§ Given request
Rewrite the data below, swapping each "range-dash" for "range-separator" and leaving every other character unchanged.

[Data extract start]

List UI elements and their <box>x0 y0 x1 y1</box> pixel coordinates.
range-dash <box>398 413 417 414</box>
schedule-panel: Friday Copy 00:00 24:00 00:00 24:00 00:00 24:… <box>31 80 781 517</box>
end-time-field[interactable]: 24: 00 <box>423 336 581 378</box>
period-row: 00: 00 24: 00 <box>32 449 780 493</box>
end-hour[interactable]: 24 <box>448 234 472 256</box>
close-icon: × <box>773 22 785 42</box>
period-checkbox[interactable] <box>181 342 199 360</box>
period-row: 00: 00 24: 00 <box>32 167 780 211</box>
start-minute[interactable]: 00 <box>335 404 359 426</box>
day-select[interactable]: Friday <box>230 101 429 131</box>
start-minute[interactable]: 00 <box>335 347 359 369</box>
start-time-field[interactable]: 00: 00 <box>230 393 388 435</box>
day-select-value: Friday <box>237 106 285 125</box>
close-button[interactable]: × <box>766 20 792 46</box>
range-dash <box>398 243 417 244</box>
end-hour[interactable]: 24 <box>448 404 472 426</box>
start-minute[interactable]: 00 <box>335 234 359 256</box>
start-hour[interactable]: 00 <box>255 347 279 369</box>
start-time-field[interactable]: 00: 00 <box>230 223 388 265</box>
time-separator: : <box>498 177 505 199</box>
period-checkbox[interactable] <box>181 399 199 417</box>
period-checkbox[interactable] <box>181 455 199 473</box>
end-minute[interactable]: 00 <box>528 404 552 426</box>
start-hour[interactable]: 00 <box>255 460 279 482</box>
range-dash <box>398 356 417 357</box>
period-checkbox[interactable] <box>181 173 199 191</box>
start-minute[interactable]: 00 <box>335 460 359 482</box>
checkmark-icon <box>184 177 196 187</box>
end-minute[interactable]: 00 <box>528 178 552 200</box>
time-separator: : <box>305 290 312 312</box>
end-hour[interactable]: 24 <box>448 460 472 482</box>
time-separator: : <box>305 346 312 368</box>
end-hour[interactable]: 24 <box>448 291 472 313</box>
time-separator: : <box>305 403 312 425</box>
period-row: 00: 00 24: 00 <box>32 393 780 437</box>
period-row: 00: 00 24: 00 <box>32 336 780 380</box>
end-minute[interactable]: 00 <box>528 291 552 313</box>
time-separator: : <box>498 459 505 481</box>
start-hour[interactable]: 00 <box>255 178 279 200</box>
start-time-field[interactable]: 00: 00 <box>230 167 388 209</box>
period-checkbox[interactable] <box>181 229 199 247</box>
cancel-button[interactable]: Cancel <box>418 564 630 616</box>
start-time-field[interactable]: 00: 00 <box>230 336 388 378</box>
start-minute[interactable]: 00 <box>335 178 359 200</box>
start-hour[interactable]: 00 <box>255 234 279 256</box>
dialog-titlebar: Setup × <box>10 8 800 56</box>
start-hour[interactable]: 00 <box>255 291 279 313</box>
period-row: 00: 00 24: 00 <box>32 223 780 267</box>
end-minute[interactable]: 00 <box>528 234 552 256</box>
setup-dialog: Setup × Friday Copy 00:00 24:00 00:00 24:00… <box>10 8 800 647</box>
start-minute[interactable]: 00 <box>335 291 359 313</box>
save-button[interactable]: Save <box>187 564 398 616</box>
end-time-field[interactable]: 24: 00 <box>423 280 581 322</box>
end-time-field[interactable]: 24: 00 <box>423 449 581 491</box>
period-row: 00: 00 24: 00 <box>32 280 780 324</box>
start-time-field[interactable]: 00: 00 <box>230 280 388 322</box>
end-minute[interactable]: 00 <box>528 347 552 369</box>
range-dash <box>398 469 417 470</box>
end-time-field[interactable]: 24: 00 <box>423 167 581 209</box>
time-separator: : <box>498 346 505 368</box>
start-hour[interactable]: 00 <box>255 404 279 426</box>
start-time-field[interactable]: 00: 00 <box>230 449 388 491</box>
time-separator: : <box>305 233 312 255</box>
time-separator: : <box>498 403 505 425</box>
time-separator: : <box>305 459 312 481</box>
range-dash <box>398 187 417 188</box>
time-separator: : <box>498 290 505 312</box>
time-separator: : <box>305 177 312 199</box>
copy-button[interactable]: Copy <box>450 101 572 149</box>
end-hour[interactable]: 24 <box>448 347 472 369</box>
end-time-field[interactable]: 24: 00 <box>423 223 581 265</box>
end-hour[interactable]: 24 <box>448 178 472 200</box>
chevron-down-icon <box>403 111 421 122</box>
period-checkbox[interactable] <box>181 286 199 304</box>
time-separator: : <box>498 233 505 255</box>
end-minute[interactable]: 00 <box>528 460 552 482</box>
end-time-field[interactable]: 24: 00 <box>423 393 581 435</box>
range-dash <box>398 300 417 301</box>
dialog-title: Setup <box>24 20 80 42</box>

[Data extract end]

§ Reply
List UI elements and their <box>x0 y0 x1 y1</box> pixel coordinates.
range-separator <box>398 413 417 414</box>
schedule-panel: Friday Copy 00:00 24:00 00:00 24:00 00:00 24:… <box>31 80 781 517</box>
end-time-field[interactable]: 24: 00 <box>423 336 581 378</box>
period-row: 00: 00 24: 00 <box>32 449 780 493</box>
end-hour[interactable]: 24 <box>448 234 472 256</box>
close-icon: × <box>773 22 785 42</box>
period-checkbox[interactable] <box>181 342 199 360</box>
period-row: 00: 00 24: 00 <box>32 167 780 211</box>
start-minute[interactable]: 00 <box>335 404 359 426</box>
day-select[interactable]: Friday <box>230 101 429 131</box>
start-minute[interactable]: 00 <box>335 347 359 369</box>
start-time-field[interactable]: 00: 00 <box>230 393 388 435</box>
day-select-value: Friday <box>237 106 285 125</box>
close-button[interactable]: × <box>766 20 792 46</box>
range-separator <box>398 243 417 244</box>
end-hour[interactable]: 24 <box>448 404 472 426</box>
start-minute[interactable]: 00 <box>335 234 359 256</box>
start-hour[interactable]: 00 <box>255 347 279 369</box>
start-time-field[interactable]: 00: 00 <box>230 223 388 265</box>
time-separator: : <box>498 177 505 199</box>
period-checkbox[interactable] <box>181 399 199 417</box>
period-checkbox[interactable] <box>181 455 199 473</box>
end-minute[interactable]: 00 <box>528 404 552 426</box>
start-hour[interactable]: 00 <box>255 460 279 482</box>
range-separator <box>398 356 417 357</box>
period-checkbox[interactable] <box>181 173 199 191</box>
start-minute[interactable]: 00 <box>335 460 359 482</box>
checkmark-icon <box>184 177 196 187</box>
end-minute[interactable]: 00 <box>528 178 552 200</box>
time-separator: : <box>305 290 312 312</box>
end-hour[interactable]: 24 <box>448 460 472 482</box>
time-separator: : <box>305 346 312 368</box>
end-hour[interactable]: 24 <box>448 291 472 313</box>
time-separator: : <box>305 403 312 425</box>
period-row: 00: 00 24: 00 <box>32 393 780 437</box>
period-row: 00: 00 24: 00 <box>32 336 780 380</box>
end-minute[interactable]: 00 <box>528 291 552 313</box>
time-separator: : <box>498 459 505 481</box>
start-hour[interactable]: 00 <box>255 178 279 200</box>
start-time-field[interactable]: 00: 00 <box>230 167 388 209</box>
period-checkbox[interactable] <box>181 229 199 247</box>
cancel-button[interactable]: Cancel <box>418 564 630 616</box>
start-time-field[interactable]: 00: 00 <box>230 336 388 378</box>
start-minute[interactable]: 00 <box>335 178 359 200</box>
start-hour[interactable]: 00 <box>255 234 279 256</box>
dialog-titlebar: Setup × <box>10 8 800 56</box>
start-hour[interactable]: 00 <box>255 291 279 313</box>
period-row: 00: 00 24: 00 <box>32 223 780 267</box>
end-minute[interactable]: 00 <box>528 234 552 256</box>
setup-dialog: Setup × Friday Copy 00:00 24:00 00:00 24:00… <box>10 8 800 647</box>
start-minute[interactable]: 00 <box>335 291 359 313</box>
save-button[interactable]: Save <box>187 564 398 616</box>
end-time-field[interactable]: 24: 00 <box>423 280 581 322</box>
end-time-field[interactable]: 24: 00 <box>423 449 581 491</box>
period-row: 00: 00 24: 00 <box>32 280 780 324</box>
start-time-field[interactable]: 00: 00 <box>230 280 388 322</box>
end-minute[interactable]: 00 <box>528 347 552 369</box>
range-separator <box>398 469 417 470</box>
end-time-field[interactable]: 24: 00 <box>423 167 581 209</box>
time-separator: : <box>498 346 505 368</box>
start-hour[interactable]: 00 <box>255 404 279 426</box>
start-time-field[interactable]: 00: 00 <box>230 449 388 491</box>
time-separator: : <box>305 233 312 255</box>
time-separator: : <box>498 403 505 425</box>
time-separator: : <box>305 459 312 481</box>
range-separator <box>398 187 417 188</box>
time-separator: : <box>498 290 505 312</box>
time-separator: : <box>305 177 312 199</box>
copy-button[interactable]: Copy <box>450 101 572 149</box>
end-hour[interactable]: 24 <box>448 347 472 369</box>
end-time-field[interactable]: 24: 00 <box>423 223 581 265</box>
end-hour[interactable]: 24 <box>448 178 472 200</box>
chevron-down-icon <box>403 111 421 122</box>
period-checkbox[interactable] <box>181 286 199 304</box>
time-separator: : <box>498 233 505 255</box>
end-minute[interactable]: 00 <box>528 460 552 482</box>
end-time-field[interactable]: 24: 00 <box>423 393 581 435</box>
range-separator <box>398 300 417 301</box>
dialog-title: Setup <box>24 20 80 42</box>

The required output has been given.